** Prompt **
Identify each line holding the string "træbjælkelag" and copy it.

Data listing
— BEGIN —

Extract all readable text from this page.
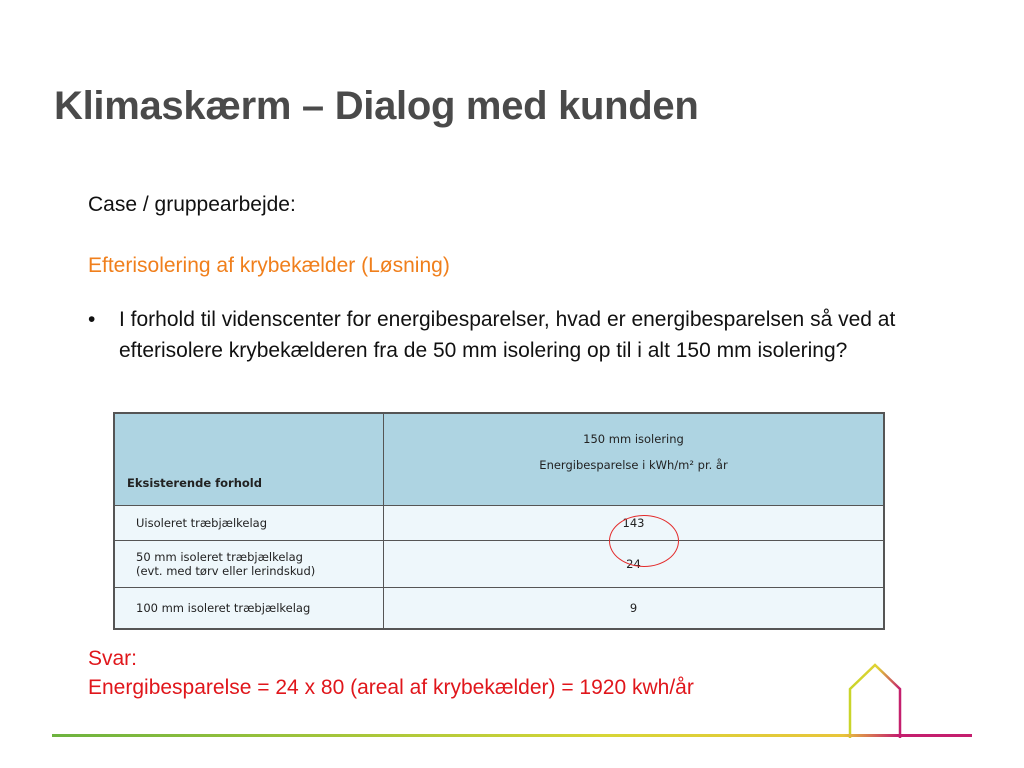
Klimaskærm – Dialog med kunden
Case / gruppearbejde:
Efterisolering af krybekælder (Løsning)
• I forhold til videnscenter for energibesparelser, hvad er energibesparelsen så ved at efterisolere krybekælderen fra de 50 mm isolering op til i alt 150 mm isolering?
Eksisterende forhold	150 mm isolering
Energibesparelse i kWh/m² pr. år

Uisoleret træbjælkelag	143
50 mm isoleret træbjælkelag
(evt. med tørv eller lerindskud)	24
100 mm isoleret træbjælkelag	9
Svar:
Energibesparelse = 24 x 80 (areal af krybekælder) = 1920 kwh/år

— END —
— BEGIN —

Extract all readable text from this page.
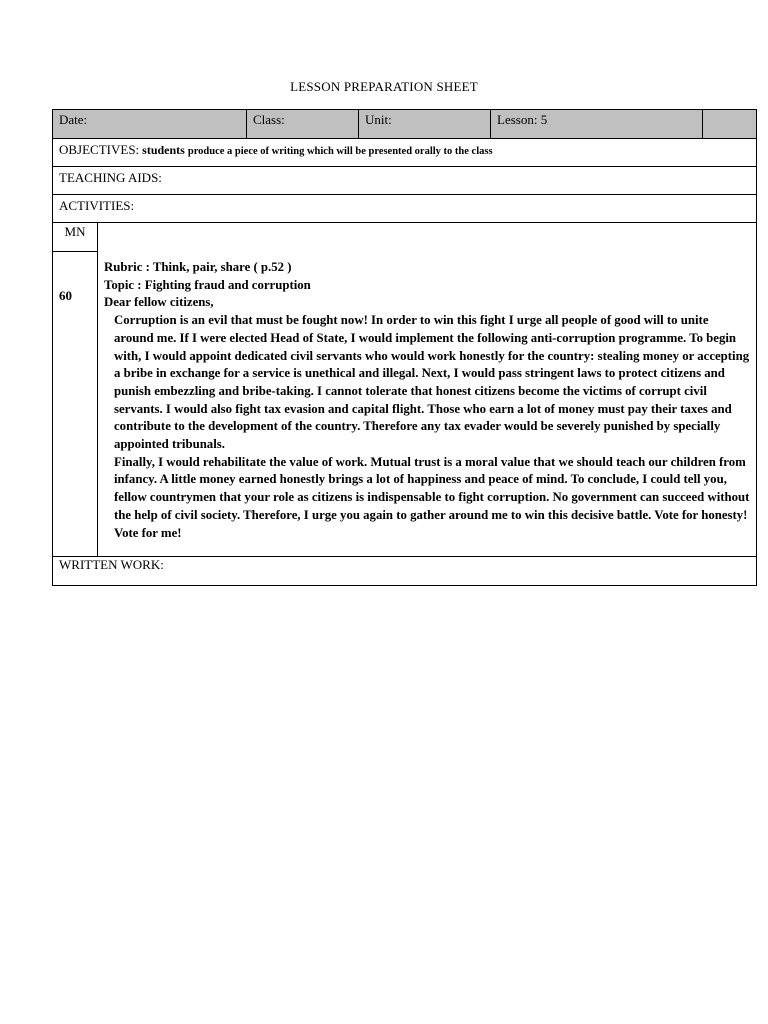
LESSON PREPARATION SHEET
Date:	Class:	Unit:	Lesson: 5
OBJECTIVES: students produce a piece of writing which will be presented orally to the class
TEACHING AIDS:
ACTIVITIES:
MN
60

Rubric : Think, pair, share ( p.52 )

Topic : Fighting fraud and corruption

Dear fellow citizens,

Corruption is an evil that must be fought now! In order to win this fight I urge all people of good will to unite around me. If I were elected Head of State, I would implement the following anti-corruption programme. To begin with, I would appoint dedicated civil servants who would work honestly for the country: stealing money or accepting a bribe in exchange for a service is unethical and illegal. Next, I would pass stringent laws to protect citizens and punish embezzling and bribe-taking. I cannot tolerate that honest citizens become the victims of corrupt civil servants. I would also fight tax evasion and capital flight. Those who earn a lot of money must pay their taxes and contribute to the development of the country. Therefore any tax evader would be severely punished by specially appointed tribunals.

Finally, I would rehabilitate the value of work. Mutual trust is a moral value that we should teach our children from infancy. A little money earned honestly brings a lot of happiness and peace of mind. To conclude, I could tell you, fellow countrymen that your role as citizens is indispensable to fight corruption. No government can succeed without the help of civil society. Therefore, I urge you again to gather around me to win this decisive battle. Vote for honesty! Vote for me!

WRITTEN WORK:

— END —
— BEGIN —

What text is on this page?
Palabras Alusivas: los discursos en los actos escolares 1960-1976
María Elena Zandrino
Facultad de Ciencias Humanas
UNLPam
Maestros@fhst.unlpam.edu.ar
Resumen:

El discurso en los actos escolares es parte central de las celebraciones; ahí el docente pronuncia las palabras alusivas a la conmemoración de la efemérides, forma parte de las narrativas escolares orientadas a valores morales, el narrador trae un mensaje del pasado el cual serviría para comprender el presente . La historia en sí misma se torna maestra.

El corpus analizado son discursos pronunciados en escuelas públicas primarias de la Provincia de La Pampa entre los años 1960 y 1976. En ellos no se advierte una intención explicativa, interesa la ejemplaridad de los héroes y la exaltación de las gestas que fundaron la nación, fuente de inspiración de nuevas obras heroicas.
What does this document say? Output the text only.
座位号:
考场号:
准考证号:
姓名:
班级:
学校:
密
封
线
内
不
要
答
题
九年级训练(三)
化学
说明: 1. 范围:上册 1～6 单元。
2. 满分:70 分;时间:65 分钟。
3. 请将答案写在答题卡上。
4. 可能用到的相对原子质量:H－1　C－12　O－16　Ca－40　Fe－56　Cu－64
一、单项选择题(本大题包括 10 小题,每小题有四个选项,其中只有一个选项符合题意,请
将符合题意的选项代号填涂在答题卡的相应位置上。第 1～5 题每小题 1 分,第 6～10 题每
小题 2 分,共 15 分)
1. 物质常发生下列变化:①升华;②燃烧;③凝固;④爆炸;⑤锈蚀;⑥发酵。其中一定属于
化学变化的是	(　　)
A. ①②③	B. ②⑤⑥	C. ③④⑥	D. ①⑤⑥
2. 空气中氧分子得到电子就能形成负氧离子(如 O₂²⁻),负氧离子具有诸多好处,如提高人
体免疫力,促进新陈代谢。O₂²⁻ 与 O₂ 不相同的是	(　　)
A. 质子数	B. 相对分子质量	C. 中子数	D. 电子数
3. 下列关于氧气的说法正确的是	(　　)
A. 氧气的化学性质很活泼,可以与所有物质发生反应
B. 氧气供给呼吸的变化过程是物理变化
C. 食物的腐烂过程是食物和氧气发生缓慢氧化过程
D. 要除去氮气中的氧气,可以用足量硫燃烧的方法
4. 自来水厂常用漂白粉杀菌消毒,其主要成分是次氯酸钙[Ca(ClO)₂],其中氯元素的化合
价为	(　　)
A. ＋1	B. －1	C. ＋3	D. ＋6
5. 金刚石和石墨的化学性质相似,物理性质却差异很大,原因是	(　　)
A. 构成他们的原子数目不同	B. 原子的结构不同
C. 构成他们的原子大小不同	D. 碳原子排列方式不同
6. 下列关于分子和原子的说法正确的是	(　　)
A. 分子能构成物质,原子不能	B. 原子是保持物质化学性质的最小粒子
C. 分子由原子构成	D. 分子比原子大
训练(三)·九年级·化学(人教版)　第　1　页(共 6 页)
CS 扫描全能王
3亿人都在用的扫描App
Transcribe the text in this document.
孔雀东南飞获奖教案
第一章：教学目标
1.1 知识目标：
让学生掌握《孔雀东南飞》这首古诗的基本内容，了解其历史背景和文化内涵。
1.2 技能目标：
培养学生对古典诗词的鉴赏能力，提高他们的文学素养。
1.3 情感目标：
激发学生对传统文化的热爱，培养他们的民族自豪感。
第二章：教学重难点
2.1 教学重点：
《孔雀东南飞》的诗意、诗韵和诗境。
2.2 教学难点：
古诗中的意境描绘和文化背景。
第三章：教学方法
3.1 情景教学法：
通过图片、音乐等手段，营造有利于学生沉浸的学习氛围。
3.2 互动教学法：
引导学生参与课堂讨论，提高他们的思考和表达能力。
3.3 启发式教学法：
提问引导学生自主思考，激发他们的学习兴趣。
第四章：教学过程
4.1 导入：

— END —

** Final result **
Uisoleret træbjælkelag	143
50 mm isoleret træbjælkelag
100 mm isoleret træbjælkelag	9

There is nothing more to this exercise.